(Work to be completed)
Reproduce the complete listing without any deviation.

[start]

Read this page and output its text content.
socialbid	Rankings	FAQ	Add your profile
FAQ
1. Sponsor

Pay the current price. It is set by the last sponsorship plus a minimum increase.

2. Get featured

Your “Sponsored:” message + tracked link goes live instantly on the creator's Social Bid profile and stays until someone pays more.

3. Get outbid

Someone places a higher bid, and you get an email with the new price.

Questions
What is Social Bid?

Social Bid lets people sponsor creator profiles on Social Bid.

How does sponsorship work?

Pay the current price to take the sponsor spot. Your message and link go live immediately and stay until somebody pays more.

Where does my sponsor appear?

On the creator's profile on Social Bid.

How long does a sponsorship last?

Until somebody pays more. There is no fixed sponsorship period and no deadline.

[end]

(Output for this exercise)
Read this page and output its text content.
socialbid	Rankings	FAQ	Add your profile
FAQ
1. Sponsor

Pay the current price. It is set by the last sponsorship plus a minimum increase.

2. Get featured

Your “Sponsored:” message + tracked link goes live instantly on the creator's Social Bid profile and stays until someone pays more.

3. Get outbid

Someone places a higher bid, and you get an email with the new price.

Questions
What is Social Bid?

Social Bid lets people sponsor creator profiles on Social Bid.

How does sponsorship work?

Pay the current price to take the sponsor spot. Your message and link go live immediately and stay until somebody pays more.

Where does my sponsor appear?

On the creator's profile on Social Bid.

How long does a sponsorship last?

Until somebody pays more. There is no fixed sponsorship period and no deadline.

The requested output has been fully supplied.